Spatial annotation entries:
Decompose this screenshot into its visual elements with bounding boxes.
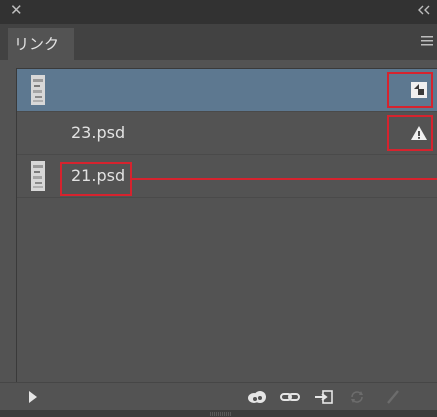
resize-grip-icon[interactable] — [208, 412, 234, 416]
creative-cloud-icon[interactable] — [246, 389, 268, 405]
highlight-box-filename — [60, 162, 132, 196]
close-icon[interactable]: ✕ — [10, 3, 24, 18]
update-link-icon[interactable] — [348, 389, 366, 405]
tab-links[interactable]: リンク — [8, 28, 74, 60]
panel-menu-icon[interactable] — [421, 35, 433, 47]
link-row-1[interactable] — [17, 69, 437, 112]
links-panel: ✕ リンク 23.psd 21.psd — [0, 0, 437, 417]
image-thumbnail — [31, 75, 45, 105]
link-row-2[interactable]: 23.psd — [17, 112, 437, 155]
collapse-panel-icon[interactable] — [417, 4, 431, 16]
panel-titlebar: ✕ — [0, 0, 437, 24]
edit-original-icon[interactable] — [384, 389, 402, 405]
link-filename: 23.psd — [71, 123, 126, 142]
tab-row: リンク — [0, 24, 437, 60]
play-icon[interactable] — [24, 389, 42, 405]
go-to-link-icon[interactable] — [314, 389, 334, 405]
highlight-box-status-1 — [387, 72, 433, 108]
bottom-toolbar — [0, 382, 437, 411]
highlight-leader-line — [132, 178, 437, 180]
links-list: 23.psd 21.psd — [16, 68, 437, 383]
highlight-box-status-2 — [387, 115, 433, 151]
image-thumbnail — [31, 161, 45, 191]
relink-icon[interactable] — [280, 389, 300, 405]
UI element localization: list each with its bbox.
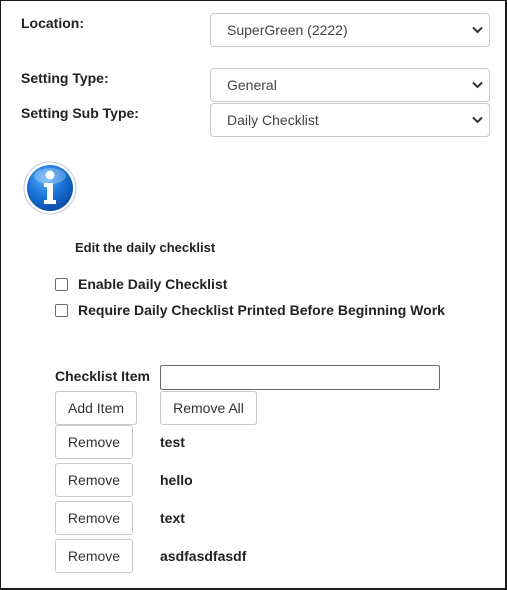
list-item: asdfasdfasdf	[160, 548, 247, 564]
setting-sub-type-select[interactable]: Daily Checklist	[210, 103, 490, 137]
list-item: hello	[160, 472, 193, 488]
setting-sub-type-select-value: Daily Checklist	[227, 112, 319, 128]
location-select-value: SuperGreen (2222)	[227, 22, 348, 38]
info-icon	[22, 160, 78, 216]
enable-daily-checklist-row[interactable]: Enable Daily Checklist	[55, 276, 227, 292]
setting-type-select[interactable]: General	[210, 68, 490, 102]
location-label: Location:	[21, 15, 84, 31]
enable-daily-checklist-label: Enable Daily Checklist	[78, 276, 228, 292]
require-printed-label: Require Daily Checklist Printed Before B…	[78, 302, 445, 318]
chevron-down-icon	[465, 26, 489, 34]
section-title: Edit the daily checklist	[75, 240, 216, 255]
remove-item-button[interactable]: Remove	[55, 425, 133, 459]
list-item: test	[160, 434, 185, 450]
remove-all-button[interactable]: Remove All	[160, 391, 257, 425]
list-item: text	[160, 510, 185, 526]
require-printed-checkbox[interactable]	[55, 303, 68, 317]
require-printed-row[interactable]: Require Daily Checklist Printed Before B…	[55, 302, 445, 318]
remove-item-button[interactable]: Remove	[55, 539, 133, 573]
setting-sub-type-label: Setting Sub Type:	[21, 105, 139, 121]
remove-item-button[interactable]: Remove	[55, 501, 133, 535]
add-item-button[interactable]: Add Item	[55, 391, 137, 425]
chevron-down-icon	[465, 116, 489, 124]
checklist-item-label: Checklist Item	[55, 368, 150, 384]
remove-item-button[interactable]: Remove	[55, 463, 133, 497]
location-select[interactable]: SuperGreen (2222)	[210, 13, 490, 47]
enable-daily-checklist-checkbox[interactable]	[55, 277, 68, 291]
checklist-item-input[interactable]	[160, 365, 440, 390]
setting-type-select-value: General	[227, 77, 277, 93]
settings-panel: Location: SuperGreen (2222) Setting Type…	[0, 0, 507, 590]
chevron-down-icon	[465, 81, 489, 89]
setting-type-label: Setting Type:	[21, 70, 109, 86]
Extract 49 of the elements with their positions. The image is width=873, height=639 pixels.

■ WRITTEN REQUEST
Quote the lines from the first one through the line holding "UI element localization: list", both included, and leave the pictures out.

■ FINISHED EXERCISE
Decompose this screenshot into its visual elements with bounding boxes.
resize-grip-icon[interactable] — [208, 412, 234, 416]
creative-cloud-icon[interactable] — [246, 389, 268, 405]
highlight-box-filename — [60, 162, 132, 196]
close-icon[interactable]: ✕ — [10, 3, 24, 18]
update-link-icon[interactable] — [348, 389, 366, 405]
tab-links[interactable]: リンク — [8, 28, 74, 60]
panel-menu-icon[interactable] — [421, 35, 433, 47]
link-row-1[interactable] — [17, 69, 437, 112]
links-panel: ✕ リンク 23.psd 21.psd — [0, 0, 437, 417]
image-thumbnail — [31, 75, 45, 105]
link-row-2[interactable]: 23.psd — [17, 112, 437, 155]
collapse-panel-icon[interactable] — [417, 4, 431, 16]
panel-titlebar: ✕ — [0, 0, 437, 24]
edit-original-icon[interactable] — [384, 389, 402, 405]
link-filename: 23.psd — [71, 123, 126, 142]
tab-row: リンク — [0, 24, 437, 60]
play-icon[interactable] — [24, 389, 42, 405]
go-to-link-icon[interactable] — [314, 389, 334, 405]
highlight-box-status-1 — [387, 72, 433, 108]
bottom-toolbar — [0, 382, 437, 411]
highlight-leader-line — [132, 178, 437, 180]
links-list: 23.psd 21.psd — [16, 68, 437, 383]
highlight-box-status-2 — [387, 115, 433, 151]
image-thumbnail — [31, 161, 45, 191]
relink-icon[interactable] — [280, 389, 300, 405]
UI element localization: list each with its bbox.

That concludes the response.